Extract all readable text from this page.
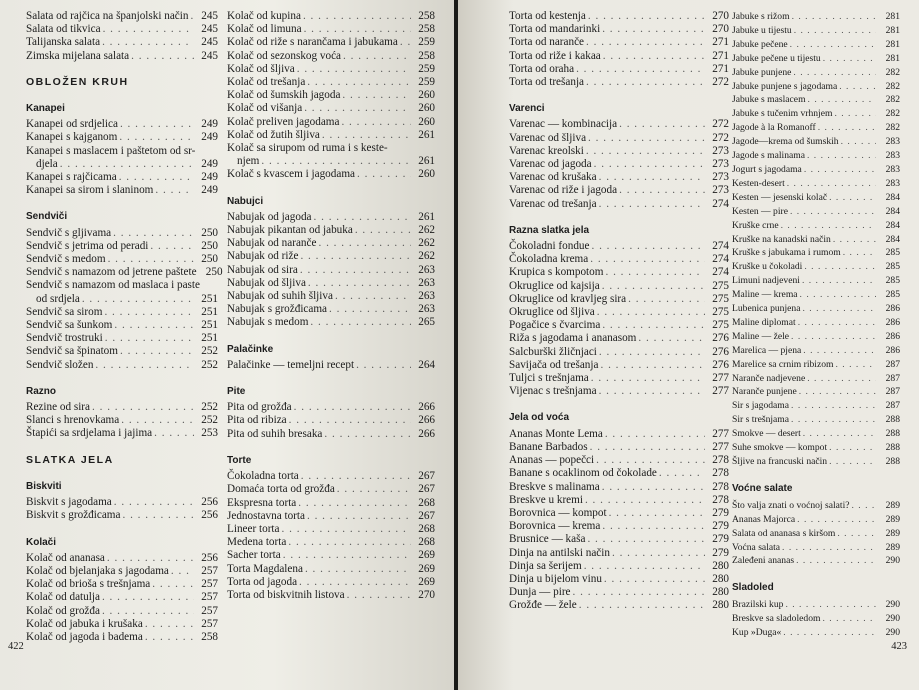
Salata od rajčica na španjolski način . . .	245
Salata od tikvica . . .	245
Talijanska salata . . .	245
Zimska mijelana salata . . .	245
OBLOŽEN KRUH
Kanapei
Kanapei od srdjelica . . .	249
Kanapei s kajganom . . .	249
Kanapei s maslacem i paštetom od sr-
djela . . .	249
Kanapei s rajčicama . . .	249
Kanapei sa sirom i slaninom . . .	249
Sendviči
Sendvič s gljivama . . .	250
Sendvič s jetrima od peradi . . .	250
Sendvič s medom . . .	250
Sendvič s namazom od jetrene paštete 250
Sendvič s namazom od maslaca i paste
od srdjela . . .	251
Sendvič sa sirom . . .	251
Sendvič sa šunkom . . .	251
Sendvič trostruki . . .	251
Sendvič sa špinatom . . .	252
Sendvič složen . . .	252
Razno
Rezine od sira . . .	252
Slanci s hrenovkama . . .	252
Štapići sa srdjelama i jajima . . .	253
SLATKA JELA
Biskviti
Biskvit s jagodama . . .	256
Biskvit s grožđicama . . .	256
Kolači
Kolač od ananasa . . .	256
Kolač od bjelanjaka s jagodama . . .	257
Kolač od brioša s trešnjama . . .	257
Kolač od datulja . . .	257
Kolač od grožđa . . .	257
Kolač od jabuka i krušaka . . .	257
Kolač od jagoda i badema . . .	258
Kolač od kupina . . .	258
Kolač od limuna . . .	258
Kolač od riže s narančama i jabukama . . .	259
Kolač od sezonskog voća . . .	258
Kolač od šljiva . . .	259
Kolač od trešanja . . .	259
Kolač od šumskih jagoda . . .	260
Kolač od višanja . . .	260
Kolač preliven jagodama . . .	260
Kolač od žutih šljiva . . .	261
Kolač sa sirupom od ruma i s keste-
njem . . .	261
Kolač s kvascem i jagodama . . .	260
Nabujci
Nabujak od jagoda . . .	261
Nabujak pikantan od jabuka . . .	262
Nabujak od naranče . . .	262
Nabujak od riže . . .	262
Nabujak od sira . . .	263
Nabujak od šljiva . . .	263
Nabujak od suhih šljiva . . .	263
Nabujak s grožđicama . . .	263
Nabujak s medom . . .	265
Palačinke
Palačinke — temeljni recept . . .	264
Pite
Pita od grožđa . . .	266
Pita od ribiza . . .	266
Pita od suhih bresaka . . .	266
Torte
Čokoladna torta . . .	267
Domaća torta od grožđa . . .	267
Ekspresna torta . . .	268
Jednostavna torta . . .	267
Lineer torta . . .	268
Medena torta . . .	268
Sacher torta . . .	269
Torta Magdalena . . .	269
Torta od jagoda . . .	269
Torta od biskvitnih listova . . .	270
422
Torta od kestenja . . .	270
Torta od mandarinki . . .	270
Torta od naranče . . .	271
Torta od riže i kakaa . . .	271
Torta od oraha . . .	271
Torta od trešanja . . .	272
Varenci
Varenac — kombinacija . . .	272
Varenac od šljiva . . .	272
Varenac kreolski . . .	273
Varenac od jagoda . . .	273
Varenac od krušaka . . .	273
Varenac od riže i jagoda . . .	273
Varenac od trešanja . . .	274
Razna slatka jela
Čokoladni fondue . . .	274
Čokoladna krema . . .	274
Krupica s kompotom . . .	274
Okruglice od kajsija . . .	275
Okruglice od kravljeg sira . . .	275
Okruglice od šljiva . . .	275
Pogačice s čvarcima . . .	275
Riža s jagodama i ananasom . . .	276
Salcburški žličnjaci . . .	276
Savijača od trešanja . . .	276
Tuljci s trešnjama . . .	277
Vijenac s trešnjama . . .	277
Jela od voća
Ananas Monte Lema . . .	277
Banane Barbados . . .	277
Ananas — popečci . . .	278
Banane s ocaklinom od čokolade . . .	278
Breskve s malinama . . .	278
Breskve u kremi . . .	278
Borovnica — kompot . . .	279
Borovnica — krema . . .	279
Brusnice — kaša . . .	279
Dinja na antilski način . . .	279
Dinja sa šerijem . . .	280
Dinja u bijelom vinu . . .	280
Dunja — pire . . .	280
Grožđe — žele . . .	280
Jabuke s rižom . . .	281
Jabuke u tijestu . . .	281
Jabuke pečene . . .	281
Jabuke pečene u tijestu . . .	281
Jabuke punjene . . .	282
Jabuke punjene s jagodama . . .	282
Jabuke s maslacem . . .	282
Jabuke s tučenim vrhnjem . . .	282
Jagode à la Romanoff . . .	282
Jagode—krema od šumskih . . .	283
Jagode s malinama . . .	283
Jogurt s jagodama . . .	283
Kesten-desert . . .	283
Kesten — jesenski kolač . . .	284
Kesten — pire . . .	284
Kruške crne . . .	284
Kruške na kanadski način . . .	284
Kruške s jabukama i rumom . . .	285
Kruške u čokoladi . . .	285
Limuni nadjeveni . . .	285
Maline — krema . . .	285
Lubenica punjena . . .	286
Maline diplomat . . .	286
Maline — žele . . .	286
Marelica — pjena . . .	286
Marelice sa crnim ribizom . . .	287
Naranče nadjevene . . .	287
Naranče punjene . . .	287
Sir s jagodama . . .	287
Sir s trešnjama . . .	288
Smokve — desert . . .	288
Suhe smokve — kompot . . .	288
Šljive na francuski način . . .	288
Voćne salate
Što valja znati o voćnoj salati? . . .	289
Ananas Majorca . . .	289
Salata od ananasa s kiršom . . .	289
Voćna salata . . .	289
Zaleđeni ananas . . .	290
Sladoled
Brazilski kup . . .	290
Breskve sa sladoledom . . .	290
Kup »Duga« . . .	290
423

▬▬▬▬▬▬

WHAT THE TASK REQUIRES: Leave out the pictures, and give all the records again exactly.

THE RESPONSE:
Extract all readable text from this page.
Salata od rajčica na španjolski način . . .	245
Salata od tikvica . . .	245
Talijanska salata . . .	245
Zimska mijelana salata . . .	245
OBLOŽEN KRUH
Kanapei
Kanapei od srdjelica . . .	249
Kanapei s kajganom . . .	249
Kanapei s maslacem i paštetom od sr-
djela . . .	249
Kanapei s rajčicama . . .	249
Kanapei sa sirom i slaninom . . .	249
Sendviči
Sendvič s gljivama . . .	250
Sendvič s jetrima od peradi . . .	250
Sendvič s medom . . .	250
Sendvič s namazom od jetrene paštete 250
Sendvič s namazom od maslaca i paste
od srdjela . . .	251
Sendvič sa sirom . . .	251
Sendvič sa šunkom . . .	251
Sendvič trostruki . . .	251
Sendvič sa špinatom . . .	252
Sendvič složen . . .	252
Razno
Rezine od sira . . .	252
Slanci s hrenovkama . . .	252
Štapići sa srdjelama i jajima . . .	253
SLATKA JELA
Biskviti
Biskvit s jagodama . . .	256
Biskvit s grožđicama . . .	256
Kolači
Kolač od ananasa . . .	256
Kolač od bjelanjaka s jagodama . . .	257
Kolač od brioša s trešnjama . . .	257
Kolač od datulja . . .	257
Kolač od grožđa . . .	257
Kolač od jabuka i krušaka . . .	257
Kolač od jagoda i badema . . .	258
Kolač od kupina . . .	258
Kolač od limuna . . .	258
Kolač od riže s narančama i jabukama . . .	259
Kolač od sezonskog voća . . .	258
Kolač od šljiva . . .	259
Kolač od trešanja . . .	259
Kolač od šumskih jagoda . . .	260
Kolač od višanja . . .	260
Kolač preliven jagodama . . .	260
Kolač od žutih šljiva . . .	261
Kolač sa sirupom od ruma i s keste-
njem . . .	261
Kolač s kvascem i jagodama . . .	260
Nabujci
Nabujak od jagoda . . .	261
Nabujak pikantan od jabuka . . .	262
Nabujak od naranče . . .	262
Nabujak od riže . . .	262
Nabujak od sira . . .	263
Nabujak od šljiva . . .	263
Nabujak od suhih šljiva . . .	263
Nabujak s grožđicama . . .	263
Nabujak s medom . . .	265
Palačinke
Palačinke — temeljni recept . . .	264
Pite
Pita od grožđa . . .	266
Pita od ribiza . . .	266
Pita od suhih bresaka . . .	266
Torte
Čokoladna torta . . .	267
Domaća torta od grožđa . . .	267
Ekspresna torta . . .	268
Jednostavna torta . . .	267
Lineer torta . . .	268
Medena torta . . .	268
Sacher torta . . .	269
Torta Magdalena . . .	269
Torta od jagoda . . .	269
Torta od biskvitnih listova . . .	270
422
Torta od kestenja . . .	270
Torta od mandarinki . . .	270
Torta od naranče . . .	271
Torta od riže i kakaa . . .	271
Torta od oraha . . .	271
Torta od trešanja . . .	272
Varenci
Varenac — kombinacija . . .	272
Varenac od šljiva . . .	272
Varenac kreolski . . .	273
Varenac od jagoda . . .	273
Varenac od krušaka . . .	273
Varenac od riže i jagoda . . .	273
Varenac od trešanja . . .	274
Razna slatka jela
Čokoladni fondue . . .	274
Čokoladna krema . . .	274
Krupica s kompotom . . .	274
Okruglice od kajsija . . .	275
Okruglice od kravljeg sira . . .	275
Okruglice od šljiva . . .	275
Pogačice s čvarcima . . .	275
Riža s jagodama i ananasom . . .	276
Salcburški žličnjaci . . .	276
Savijača od trešanja . . .	276
Tuljci s trešnjama . . .	277
Vijenac s trešnjama . . .	277
Jela od voća
Ananas Monte Lema . . .	277
Banane Barbados . . .	277
Ananas — popečci . . .	278
Banane s ocaklinom od čokolade . . .	278
Breskve s malinama . . .	278
Breskve u kremi . . .	278
Borovnica — kompot . . .	279
Borovnica — krema . . .	279
Brusnice — kaša . . .	279
Dinja na antilski način . . .	279
Dinja sa šerijem . . .	280
Dinja u bijelom vinu . . .	280
Dunja — pire . . .	280
Grožđe — žele . . .	280
Jabuke s rižom . . .	281
Jabuke u tijestu . . .	281
Jabuke pečene . . .	281
Jabuke pečene u tijestu . . .	281
Jabuke punjene . . .	282
Jabuke punjene s jagodama . . .	282
Jabuke s maslacem . . .	282
Jabuke s tučenim vrhnjem . . .	282
Jagode à la Romanoff . . .	282
Jagode—krema od šumskih . . .	283
Jagode s malinama . . .	283
Jogurt s jagodama . . .	283
Kesten-desert . . .	283
Kesten — jesenski kolač . . .	284
Kesten — pire . . .	284
Kruške crne . . .	284
Kruške na kanadski način . . .	284
Kruške s jabukama i rumom . . .	285
Kruške u čokoladi . . .	285
Limuni nadjeveni . . .	285
Maline — krema . . .	285
Lubenica punjena . . .	286
Maline diplomat . . .	286
Maline — žele . . .	286
Marelica — pjena . . .	286
Marelice sa crnim ribizom . . .	287
Naranče nadjevene . . .	287
Naranče punjene . . .	287
Sir s jagodama . . .	287
Sir s trešnjama . . .	288
Smokve — desert . . .	288
Suhe smokve — kompot . . .	288
Šljive na francuski način . . .	288
Voćne salate
Što valja znati o voćnoj salati? . . .	289
Ananas Majorca . . .	289
Salata od ananasa s kiršom . . .	289
Voćna salata . . .	289
Zaleđeni ananas . . .	290
Sladoled
Brazilski kup . . .	290
Breskve sa sladoledom . . .	290
Kup »Duga« . . .	290
423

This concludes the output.